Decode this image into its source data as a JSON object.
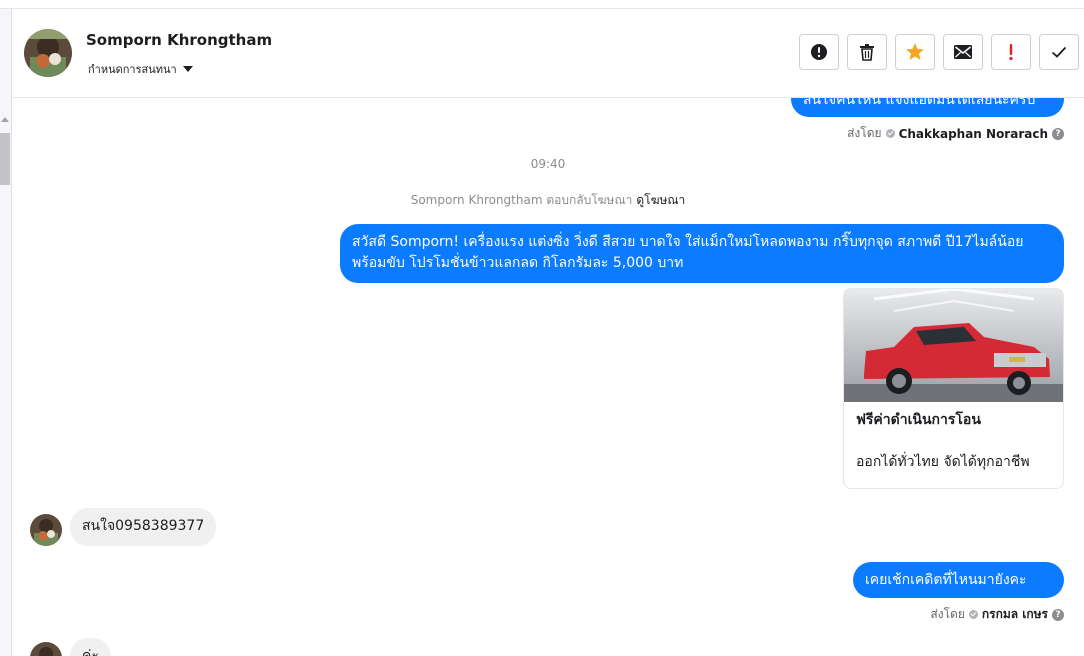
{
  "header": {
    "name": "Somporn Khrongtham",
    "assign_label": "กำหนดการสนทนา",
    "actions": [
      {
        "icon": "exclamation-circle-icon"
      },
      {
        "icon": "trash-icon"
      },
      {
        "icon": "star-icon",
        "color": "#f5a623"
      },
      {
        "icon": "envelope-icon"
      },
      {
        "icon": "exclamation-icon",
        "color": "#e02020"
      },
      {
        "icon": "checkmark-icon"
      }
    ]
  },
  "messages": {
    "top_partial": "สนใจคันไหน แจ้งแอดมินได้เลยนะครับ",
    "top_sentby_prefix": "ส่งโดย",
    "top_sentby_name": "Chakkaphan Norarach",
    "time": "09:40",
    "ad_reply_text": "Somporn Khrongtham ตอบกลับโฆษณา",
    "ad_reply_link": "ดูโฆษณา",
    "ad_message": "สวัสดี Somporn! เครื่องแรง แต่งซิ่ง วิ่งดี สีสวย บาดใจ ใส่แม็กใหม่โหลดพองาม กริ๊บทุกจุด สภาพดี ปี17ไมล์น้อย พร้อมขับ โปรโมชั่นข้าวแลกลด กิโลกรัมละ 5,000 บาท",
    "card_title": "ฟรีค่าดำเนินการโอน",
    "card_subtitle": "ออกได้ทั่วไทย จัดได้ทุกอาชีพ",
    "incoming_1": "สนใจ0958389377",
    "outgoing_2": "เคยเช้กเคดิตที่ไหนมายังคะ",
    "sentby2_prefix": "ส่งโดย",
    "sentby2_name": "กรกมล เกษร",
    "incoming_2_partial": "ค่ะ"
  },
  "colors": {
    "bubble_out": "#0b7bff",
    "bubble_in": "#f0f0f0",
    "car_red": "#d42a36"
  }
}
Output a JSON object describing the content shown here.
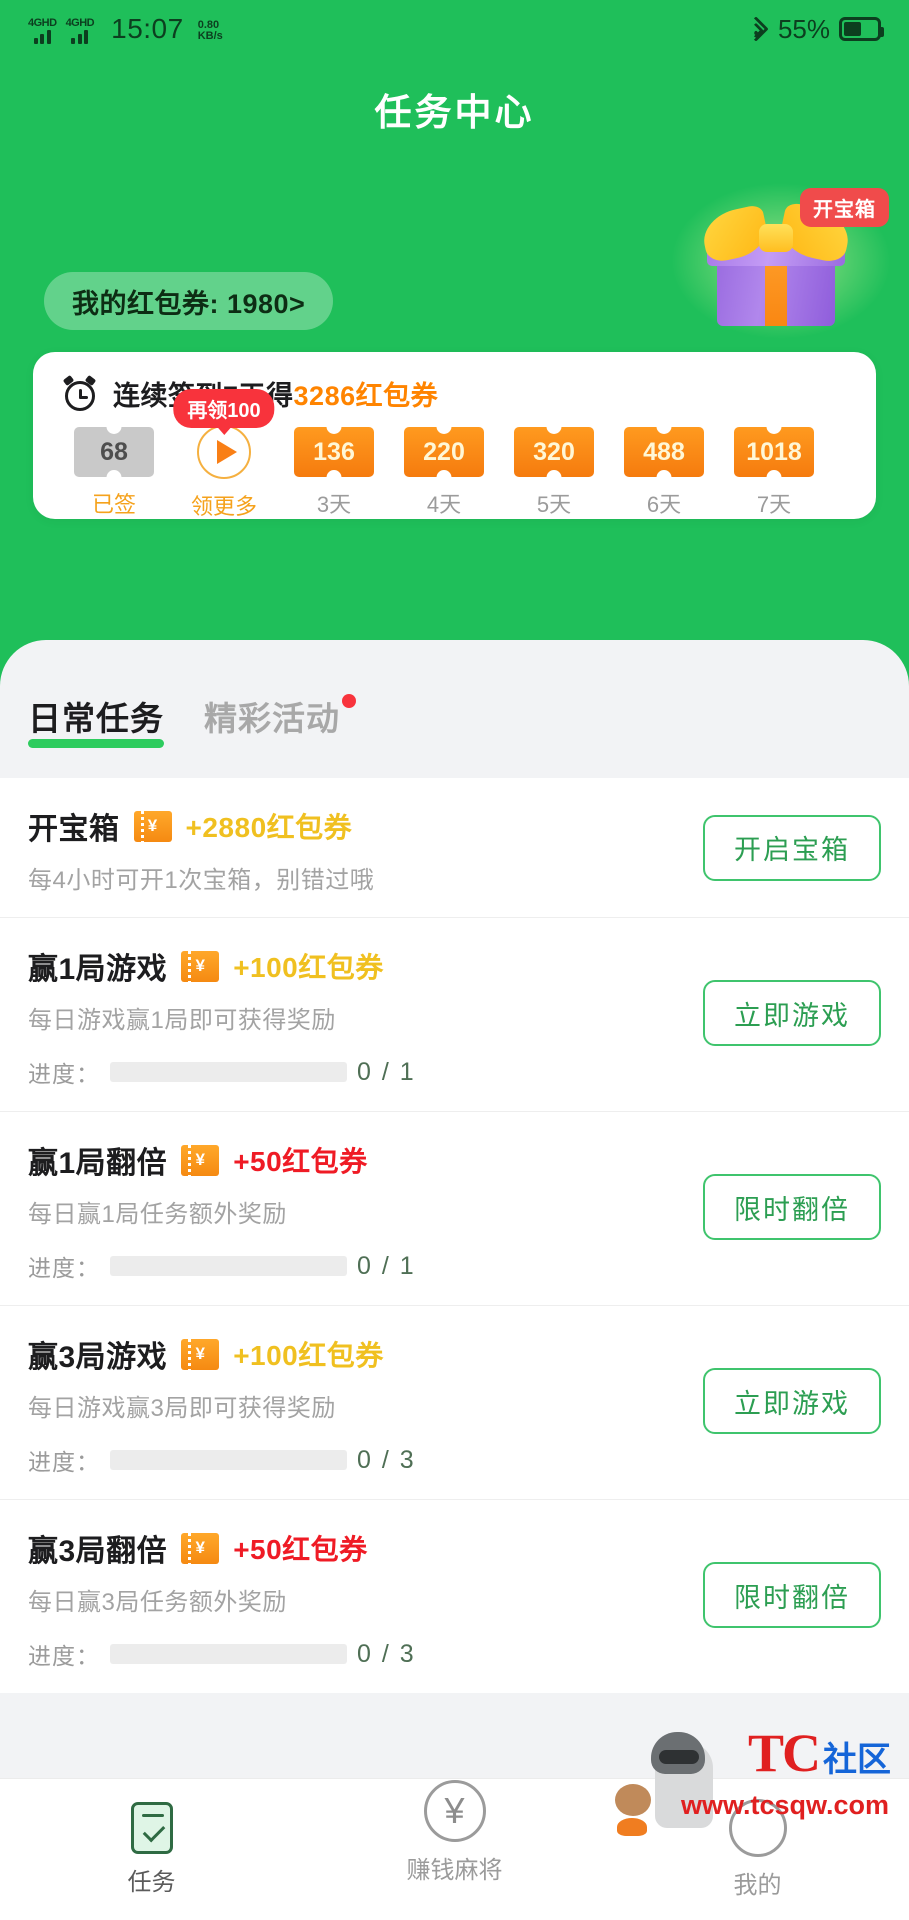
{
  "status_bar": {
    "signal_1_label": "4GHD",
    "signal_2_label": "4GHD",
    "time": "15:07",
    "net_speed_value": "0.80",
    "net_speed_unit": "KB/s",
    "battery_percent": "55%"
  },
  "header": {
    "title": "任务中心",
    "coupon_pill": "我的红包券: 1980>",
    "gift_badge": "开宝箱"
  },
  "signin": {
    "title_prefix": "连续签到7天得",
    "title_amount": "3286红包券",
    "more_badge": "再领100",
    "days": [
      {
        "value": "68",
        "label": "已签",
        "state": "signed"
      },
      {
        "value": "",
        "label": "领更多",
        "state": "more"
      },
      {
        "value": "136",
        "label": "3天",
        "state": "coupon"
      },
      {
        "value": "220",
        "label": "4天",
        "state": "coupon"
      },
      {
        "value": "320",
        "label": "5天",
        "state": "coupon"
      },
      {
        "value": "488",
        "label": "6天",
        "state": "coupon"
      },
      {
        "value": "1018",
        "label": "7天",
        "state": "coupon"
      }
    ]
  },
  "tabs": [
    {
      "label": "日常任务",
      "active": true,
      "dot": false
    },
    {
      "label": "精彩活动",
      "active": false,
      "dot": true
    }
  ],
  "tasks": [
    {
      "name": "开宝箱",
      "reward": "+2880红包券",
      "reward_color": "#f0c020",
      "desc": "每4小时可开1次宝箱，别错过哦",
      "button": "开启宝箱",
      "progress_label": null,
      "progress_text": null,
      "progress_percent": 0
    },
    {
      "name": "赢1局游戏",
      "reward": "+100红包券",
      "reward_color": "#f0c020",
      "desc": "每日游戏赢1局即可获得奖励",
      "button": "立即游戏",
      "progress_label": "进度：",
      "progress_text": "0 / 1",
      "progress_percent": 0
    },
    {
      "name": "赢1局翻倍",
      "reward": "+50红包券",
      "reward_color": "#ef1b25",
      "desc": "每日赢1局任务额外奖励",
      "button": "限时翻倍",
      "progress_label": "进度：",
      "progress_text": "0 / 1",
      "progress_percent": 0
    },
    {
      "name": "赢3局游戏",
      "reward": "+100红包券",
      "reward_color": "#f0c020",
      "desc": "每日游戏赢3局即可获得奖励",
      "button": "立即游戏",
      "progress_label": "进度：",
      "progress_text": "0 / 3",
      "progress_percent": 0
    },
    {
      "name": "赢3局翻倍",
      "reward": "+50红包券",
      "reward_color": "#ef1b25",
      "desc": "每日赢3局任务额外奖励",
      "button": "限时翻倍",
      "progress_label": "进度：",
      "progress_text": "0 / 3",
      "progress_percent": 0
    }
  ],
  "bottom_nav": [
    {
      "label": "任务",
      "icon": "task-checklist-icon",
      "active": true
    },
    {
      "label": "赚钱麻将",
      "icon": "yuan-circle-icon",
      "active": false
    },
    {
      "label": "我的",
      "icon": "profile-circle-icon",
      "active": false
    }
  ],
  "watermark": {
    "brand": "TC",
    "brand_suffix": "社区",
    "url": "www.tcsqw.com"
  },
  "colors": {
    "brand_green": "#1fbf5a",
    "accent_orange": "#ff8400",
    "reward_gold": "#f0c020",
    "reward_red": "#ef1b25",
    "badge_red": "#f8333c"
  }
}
════════════════════
• [Written request] Find each line holding "null". Copy it out.

• [Response]
      "progress_label": null,
      "progress_text": null,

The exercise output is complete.